+++ DATA RECORDS
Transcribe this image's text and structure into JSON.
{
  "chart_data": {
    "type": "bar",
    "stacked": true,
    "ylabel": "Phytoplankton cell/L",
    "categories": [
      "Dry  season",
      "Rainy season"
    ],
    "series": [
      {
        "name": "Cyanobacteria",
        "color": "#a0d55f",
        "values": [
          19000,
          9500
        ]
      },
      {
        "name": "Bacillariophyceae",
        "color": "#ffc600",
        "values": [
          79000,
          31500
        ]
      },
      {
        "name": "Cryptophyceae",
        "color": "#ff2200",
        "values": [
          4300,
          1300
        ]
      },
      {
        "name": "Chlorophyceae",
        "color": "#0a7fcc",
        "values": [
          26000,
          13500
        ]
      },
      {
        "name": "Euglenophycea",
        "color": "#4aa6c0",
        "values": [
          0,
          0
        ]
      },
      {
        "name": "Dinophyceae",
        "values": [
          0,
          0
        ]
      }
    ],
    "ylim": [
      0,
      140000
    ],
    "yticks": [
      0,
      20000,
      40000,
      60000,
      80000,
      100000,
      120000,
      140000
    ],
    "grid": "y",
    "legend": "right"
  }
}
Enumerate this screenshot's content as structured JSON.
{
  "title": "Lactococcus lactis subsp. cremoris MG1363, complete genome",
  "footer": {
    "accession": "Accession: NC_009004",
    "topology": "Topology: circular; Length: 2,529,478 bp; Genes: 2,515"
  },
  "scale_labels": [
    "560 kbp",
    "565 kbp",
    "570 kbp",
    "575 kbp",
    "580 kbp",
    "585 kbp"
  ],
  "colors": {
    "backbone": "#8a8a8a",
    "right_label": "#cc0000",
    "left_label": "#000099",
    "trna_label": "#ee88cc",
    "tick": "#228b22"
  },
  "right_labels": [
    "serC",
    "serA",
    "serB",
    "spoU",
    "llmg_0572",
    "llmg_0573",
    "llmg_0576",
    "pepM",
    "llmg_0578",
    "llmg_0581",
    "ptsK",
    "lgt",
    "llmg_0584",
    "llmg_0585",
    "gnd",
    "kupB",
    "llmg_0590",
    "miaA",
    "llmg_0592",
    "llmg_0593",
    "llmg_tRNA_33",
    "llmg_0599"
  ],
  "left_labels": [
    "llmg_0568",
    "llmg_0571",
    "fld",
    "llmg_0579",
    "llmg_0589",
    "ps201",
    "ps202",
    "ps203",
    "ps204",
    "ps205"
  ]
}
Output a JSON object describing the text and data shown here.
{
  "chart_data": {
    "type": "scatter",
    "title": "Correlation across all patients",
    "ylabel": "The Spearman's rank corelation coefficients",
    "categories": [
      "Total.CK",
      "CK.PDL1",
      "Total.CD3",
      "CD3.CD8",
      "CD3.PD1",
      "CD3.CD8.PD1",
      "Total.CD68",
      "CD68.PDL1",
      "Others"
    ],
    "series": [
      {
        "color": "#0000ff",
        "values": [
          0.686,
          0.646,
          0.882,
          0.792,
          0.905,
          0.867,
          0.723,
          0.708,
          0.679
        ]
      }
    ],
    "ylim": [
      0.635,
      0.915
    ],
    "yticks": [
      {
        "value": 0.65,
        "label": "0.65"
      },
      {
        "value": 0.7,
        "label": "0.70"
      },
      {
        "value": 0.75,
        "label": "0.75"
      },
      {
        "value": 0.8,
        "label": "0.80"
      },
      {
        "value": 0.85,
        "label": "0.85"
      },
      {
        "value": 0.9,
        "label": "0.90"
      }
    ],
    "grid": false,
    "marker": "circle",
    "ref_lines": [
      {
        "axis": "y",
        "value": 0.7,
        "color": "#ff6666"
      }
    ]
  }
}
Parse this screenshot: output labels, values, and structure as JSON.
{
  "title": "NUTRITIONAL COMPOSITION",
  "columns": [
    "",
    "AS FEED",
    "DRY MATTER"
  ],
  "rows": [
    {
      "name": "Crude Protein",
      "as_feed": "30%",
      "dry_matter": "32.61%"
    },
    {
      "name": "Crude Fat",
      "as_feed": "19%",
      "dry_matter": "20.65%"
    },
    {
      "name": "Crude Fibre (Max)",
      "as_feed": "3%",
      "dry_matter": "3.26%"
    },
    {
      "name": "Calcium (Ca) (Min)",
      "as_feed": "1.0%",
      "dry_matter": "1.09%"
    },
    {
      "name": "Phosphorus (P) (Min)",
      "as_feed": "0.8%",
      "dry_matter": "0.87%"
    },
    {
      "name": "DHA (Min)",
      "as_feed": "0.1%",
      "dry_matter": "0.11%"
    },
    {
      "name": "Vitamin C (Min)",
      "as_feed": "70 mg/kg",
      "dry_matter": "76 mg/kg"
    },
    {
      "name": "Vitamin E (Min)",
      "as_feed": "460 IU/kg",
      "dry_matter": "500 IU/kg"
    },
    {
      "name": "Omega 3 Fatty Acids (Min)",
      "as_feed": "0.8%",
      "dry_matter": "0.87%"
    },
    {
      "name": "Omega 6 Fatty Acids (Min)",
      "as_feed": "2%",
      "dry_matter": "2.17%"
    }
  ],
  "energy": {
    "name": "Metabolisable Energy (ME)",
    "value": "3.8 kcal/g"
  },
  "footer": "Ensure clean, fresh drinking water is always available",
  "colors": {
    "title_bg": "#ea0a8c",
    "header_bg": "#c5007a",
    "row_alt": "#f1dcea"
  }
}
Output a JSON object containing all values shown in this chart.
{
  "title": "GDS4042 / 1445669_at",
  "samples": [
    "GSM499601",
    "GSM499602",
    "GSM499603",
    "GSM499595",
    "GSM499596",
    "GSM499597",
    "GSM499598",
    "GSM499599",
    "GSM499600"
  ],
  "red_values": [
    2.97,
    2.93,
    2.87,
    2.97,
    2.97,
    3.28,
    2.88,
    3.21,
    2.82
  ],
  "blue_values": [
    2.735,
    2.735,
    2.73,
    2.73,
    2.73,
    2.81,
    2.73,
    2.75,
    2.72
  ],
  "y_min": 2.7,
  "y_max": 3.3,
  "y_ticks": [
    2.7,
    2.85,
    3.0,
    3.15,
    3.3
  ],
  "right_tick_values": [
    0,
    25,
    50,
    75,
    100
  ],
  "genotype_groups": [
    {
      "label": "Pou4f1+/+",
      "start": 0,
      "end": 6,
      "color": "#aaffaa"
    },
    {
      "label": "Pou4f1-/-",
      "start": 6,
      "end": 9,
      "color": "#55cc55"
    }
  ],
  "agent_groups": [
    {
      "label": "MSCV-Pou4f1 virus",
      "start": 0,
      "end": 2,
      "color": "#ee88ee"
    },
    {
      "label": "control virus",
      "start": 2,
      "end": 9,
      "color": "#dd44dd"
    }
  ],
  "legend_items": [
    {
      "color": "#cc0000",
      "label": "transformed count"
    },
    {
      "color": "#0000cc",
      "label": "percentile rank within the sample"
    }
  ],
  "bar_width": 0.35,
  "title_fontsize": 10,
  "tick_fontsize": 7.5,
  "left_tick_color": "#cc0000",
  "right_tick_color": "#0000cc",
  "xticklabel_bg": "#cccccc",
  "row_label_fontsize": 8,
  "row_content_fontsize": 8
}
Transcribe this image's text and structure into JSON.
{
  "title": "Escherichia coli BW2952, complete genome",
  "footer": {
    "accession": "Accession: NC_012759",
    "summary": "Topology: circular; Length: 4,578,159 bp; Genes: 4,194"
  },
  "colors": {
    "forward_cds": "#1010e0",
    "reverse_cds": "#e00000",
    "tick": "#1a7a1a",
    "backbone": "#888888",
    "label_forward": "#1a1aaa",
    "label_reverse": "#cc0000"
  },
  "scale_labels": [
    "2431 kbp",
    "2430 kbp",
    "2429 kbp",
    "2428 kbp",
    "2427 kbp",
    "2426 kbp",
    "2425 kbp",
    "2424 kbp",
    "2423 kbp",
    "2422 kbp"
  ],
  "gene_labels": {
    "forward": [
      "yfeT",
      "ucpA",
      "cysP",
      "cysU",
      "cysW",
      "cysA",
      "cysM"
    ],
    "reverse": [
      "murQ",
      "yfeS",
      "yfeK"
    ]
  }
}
++++++
**ACTIVITY**
Search the records for the string "object" and, wherever a line contains it, please copy that line.

**RESULT OF THE EXERCISE**
Output a JSON object describing the text and data shown here.
Output a JSON object containing all values shown in this chart.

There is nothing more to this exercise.